● Given entries
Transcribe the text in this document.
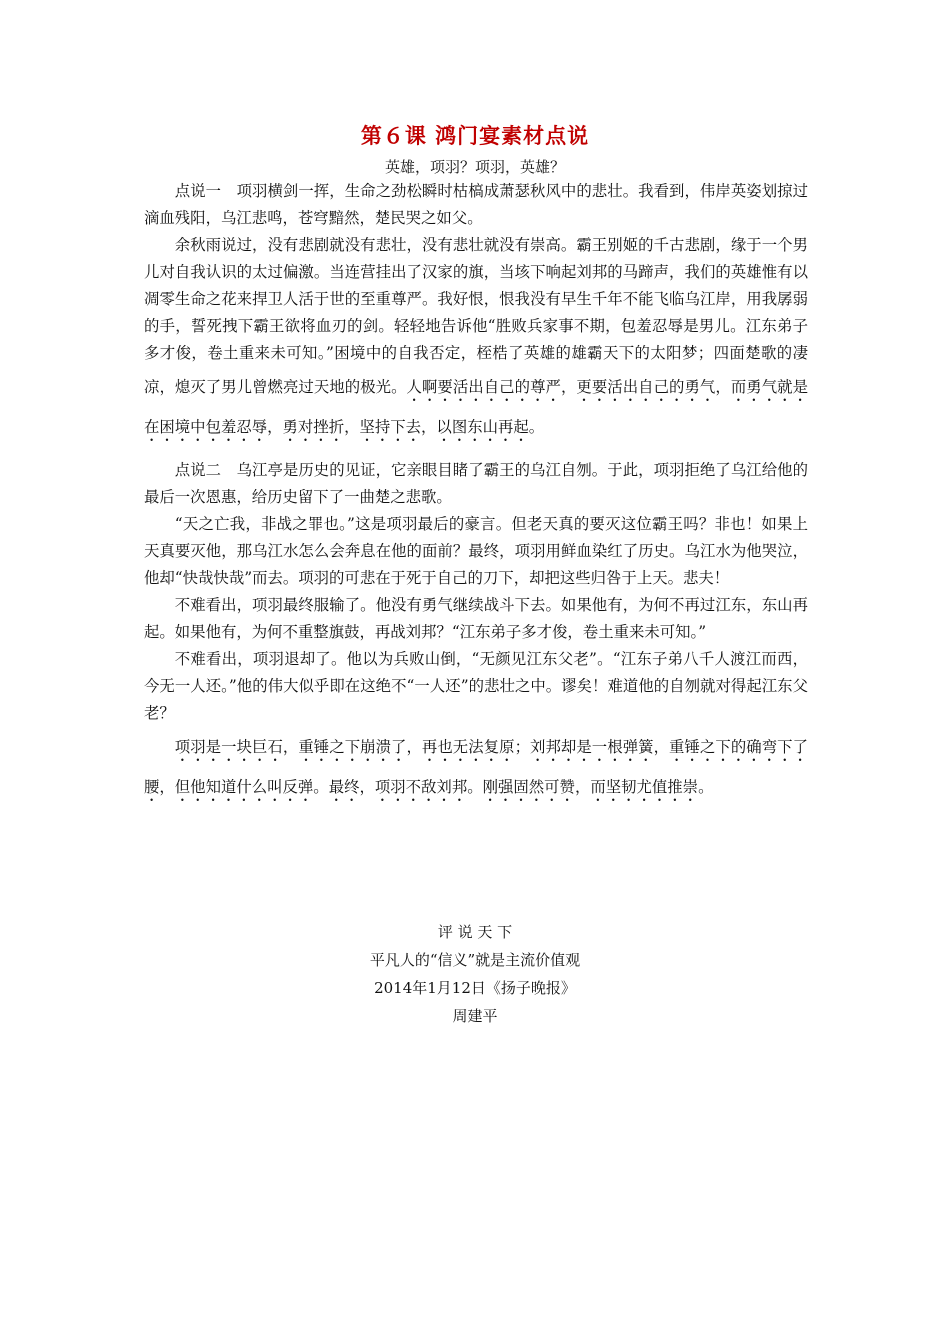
第６课 鸿门宴素材点说
英雄，项羽？项羽，英雄？

点说一　项羽横剑一挥，生命之劲松瞬时枯槁成萧瑟秋风中的悲壮。我看到，伟岸英姿划掠过滴血残阳，乌江悲鸣，苍穹黯然，楚民哭之如父。

余秋雨说过，没有悲剧就没有悲壮，没有悲壮就没有崇高。霸王别姬的千古悲剧，缘于一个男儿对自我认识的太过偏激。当连营挂出了汉家的旗，当垓下响起刘邦的马蹄声，我们的英雄惟有以凋零生命之花来捍卫人活于世的至重尊严。我好恨，恨我没有早生千年不能飞临乌江岸，用我孱弱的手，誓死拽下霸王欲将血刃的剑。轻轻地告诉他“胜败兵家事不期，包羞忍辱是男儿。江东弟子多才俊，卷土重来未可知。”困境中的自我否定，桎梏了英雄的雄霸天下的太阳梦；四面楚歌的凄凉，熄灭了男儿曾燃亮过天地的极光。

人啊要活出自己的尊严，更要活出自己的勇气，而勇气就是在困境中包羞忍辱，勇对挫折，坚持下去，以图东山再起。

点说二　乌江亭是历史的见证，它亲眼目睹了霸王的乌江自刎。于此，项羽拒绝了乌江给他的最后一次恩惠，给历史留下了一曲楚之悲歌。

“天之亡我，非战之罪也。”这是项羽最后的豪言。但老天真的要灭这位霸王吗？非也！如果上天真要灭他，那乌江水怎么会奔息在他的面前？最终，项羽用鲜血染红了历史。乌江水为他哭泣，他却“快哉快哉”而去。项羽的可悲在于死于自己的刀下，却把这些归咎于上天。悲夫！

不难看出，项羽最终服输了。他没有勇气继续战斗下去。如果他有，为何不再过江东，东山再起。如果他有，为何不重整旗鼓，再战刘邦？“江东弟子多才俊，卷土重来未可知。”

不难看出，项羽退却了。他以为兵败山倒，“无颜见江东父老”。“江东子弟八千人渡江而西，今无一人还。”他的伟大似乎即在这绝不“一人还”的悲壮之中。谬矣！难道他的自刎就对得起江东父老？

项羽是一块巨石，重锤之下崩溃了，再也无法复原；刘邦却是一根弹簧，重锤之下的确弯下了腰，但他知道什么叫反弹。最终，项羽不敌刘邦。刚强固然可赞，而坚韧尤值推崇。

评 说 天 下
平凡人的“信义”就是主流价值观
2014年1月12日《扬子晚报》
周建平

● Your instructions
Your answer should be one number: how many lines of the listing include the word "卷土重来未可知".

● Solution
2